Job:
Every line that holds "overview" should be shown.

::: Data lines :::

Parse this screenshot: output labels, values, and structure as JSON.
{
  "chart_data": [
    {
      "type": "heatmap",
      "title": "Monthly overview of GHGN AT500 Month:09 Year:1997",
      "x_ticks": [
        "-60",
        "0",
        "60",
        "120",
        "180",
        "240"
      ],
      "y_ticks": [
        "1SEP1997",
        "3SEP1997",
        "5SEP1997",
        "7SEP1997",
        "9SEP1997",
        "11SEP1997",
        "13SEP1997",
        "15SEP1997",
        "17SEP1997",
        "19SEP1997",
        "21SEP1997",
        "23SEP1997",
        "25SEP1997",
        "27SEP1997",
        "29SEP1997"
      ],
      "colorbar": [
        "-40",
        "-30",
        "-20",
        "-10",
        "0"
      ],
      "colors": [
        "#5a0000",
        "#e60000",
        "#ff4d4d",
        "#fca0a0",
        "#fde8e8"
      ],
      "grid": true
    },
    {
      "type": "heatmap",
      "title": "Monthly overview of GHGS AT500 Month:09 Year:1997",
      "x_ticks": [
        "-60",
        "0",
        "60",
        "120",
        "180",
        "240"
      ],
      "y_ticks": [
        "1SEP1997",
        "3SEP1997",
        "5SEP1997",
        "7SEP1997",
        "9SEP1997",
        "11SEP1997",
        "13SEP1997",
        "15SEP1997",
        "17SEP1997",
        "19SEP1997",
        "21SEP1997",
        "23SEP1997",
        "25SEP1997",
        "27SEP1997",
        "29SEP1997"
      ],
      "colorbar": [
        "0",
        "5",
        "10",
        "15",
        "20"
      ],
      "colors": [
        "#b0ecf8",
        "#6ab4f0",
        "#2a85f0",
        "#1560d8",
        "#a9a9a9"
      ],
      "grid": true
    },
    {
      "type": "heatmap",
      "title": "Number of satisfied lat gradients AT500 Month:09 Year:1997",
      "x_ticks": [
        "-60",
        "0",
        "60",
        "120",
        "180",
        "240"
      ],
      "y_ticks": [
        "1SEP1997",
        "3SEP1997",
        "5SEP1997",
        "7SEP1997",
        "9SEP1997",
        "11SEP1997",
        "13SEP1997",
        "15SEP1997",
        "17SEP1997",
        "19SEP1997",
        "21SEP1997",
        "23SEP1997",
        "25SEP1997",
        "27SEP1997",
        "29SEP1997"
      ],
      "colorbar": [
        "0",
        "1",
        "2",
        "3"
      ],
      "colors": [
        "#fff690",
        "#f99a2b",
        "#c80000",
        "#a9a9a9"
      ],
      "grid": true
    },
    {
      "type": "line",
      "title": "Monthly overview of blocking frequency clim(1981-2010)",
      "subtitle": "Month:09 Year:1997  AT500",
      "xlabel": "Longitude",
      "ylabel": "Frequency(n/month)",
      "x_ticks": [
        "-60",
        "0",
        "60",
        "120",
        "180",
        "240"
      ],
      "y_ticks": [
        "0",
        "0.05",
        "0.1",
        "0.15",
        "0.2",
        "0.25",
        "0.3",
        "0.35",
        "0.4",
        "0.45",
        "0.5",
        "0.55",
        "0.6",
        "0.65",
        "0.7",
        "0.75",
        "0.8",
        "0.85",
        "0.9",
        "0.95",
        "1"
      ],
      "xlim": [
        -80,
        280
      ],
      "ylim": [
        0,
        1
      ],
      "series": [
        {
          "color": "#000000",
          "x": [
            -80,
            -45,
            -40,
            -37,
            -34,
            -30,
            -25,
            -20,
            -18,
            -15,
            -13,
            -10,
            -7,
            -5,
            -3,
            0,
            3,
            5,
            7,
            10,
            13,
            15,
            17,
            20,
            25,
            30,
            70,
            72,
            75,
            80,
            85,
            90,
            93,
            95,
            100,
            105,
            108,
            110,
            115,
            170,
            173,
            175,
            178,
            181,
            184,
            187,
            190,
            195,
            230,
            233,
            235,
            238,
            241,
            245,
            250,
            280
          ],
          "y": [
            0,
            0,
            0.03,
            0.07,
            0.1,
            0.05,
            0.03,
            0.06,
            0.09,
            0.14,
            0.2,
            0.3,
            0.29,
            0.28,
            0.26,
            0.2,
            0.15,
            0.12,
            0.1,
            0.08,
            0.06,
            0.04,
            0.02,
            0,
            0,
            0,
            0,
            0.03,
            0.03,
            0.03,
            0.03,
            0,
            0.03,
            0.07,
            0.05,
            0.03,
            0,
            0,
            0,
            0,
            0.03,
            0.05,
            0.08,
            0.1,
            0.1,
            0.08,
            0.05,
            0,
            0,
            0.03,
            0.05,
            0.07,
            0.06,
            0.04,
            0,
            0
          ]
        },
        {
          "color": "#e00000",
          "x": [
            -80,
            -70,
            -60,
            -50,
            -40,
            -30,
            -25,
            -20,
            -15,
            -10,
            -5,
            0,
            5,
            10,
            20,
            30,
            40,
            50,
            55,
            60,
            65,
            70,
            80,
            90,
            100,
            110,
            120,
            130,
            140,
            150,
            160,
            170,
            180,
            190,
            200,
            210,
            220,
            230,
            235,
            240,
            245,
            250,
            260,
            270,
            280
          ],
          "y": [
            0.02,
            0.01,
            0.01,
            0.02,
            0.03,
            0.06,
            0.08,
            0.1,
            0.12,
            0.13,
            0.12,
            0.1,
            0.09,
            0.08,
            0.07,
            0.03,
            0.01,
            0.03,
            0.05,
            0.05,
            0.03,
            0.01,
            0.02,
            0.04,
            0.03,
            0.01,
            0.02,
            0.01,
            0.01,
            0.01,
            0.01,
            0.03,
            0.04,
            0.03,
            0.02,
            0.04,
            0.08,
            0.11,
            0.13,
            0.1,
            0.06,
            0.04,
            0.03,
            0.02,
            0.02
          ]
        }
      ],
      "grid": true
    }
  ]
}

:::

Solution to the exercise:
      "title": "Monthly overview of GHGN AT500 Month:09 Year:1997",
      "title": "Monthly overview of GHGS AT500 Month:09 Year:1997",
      "title": "Monthly overview of blocking frequency clim(1981-2010)",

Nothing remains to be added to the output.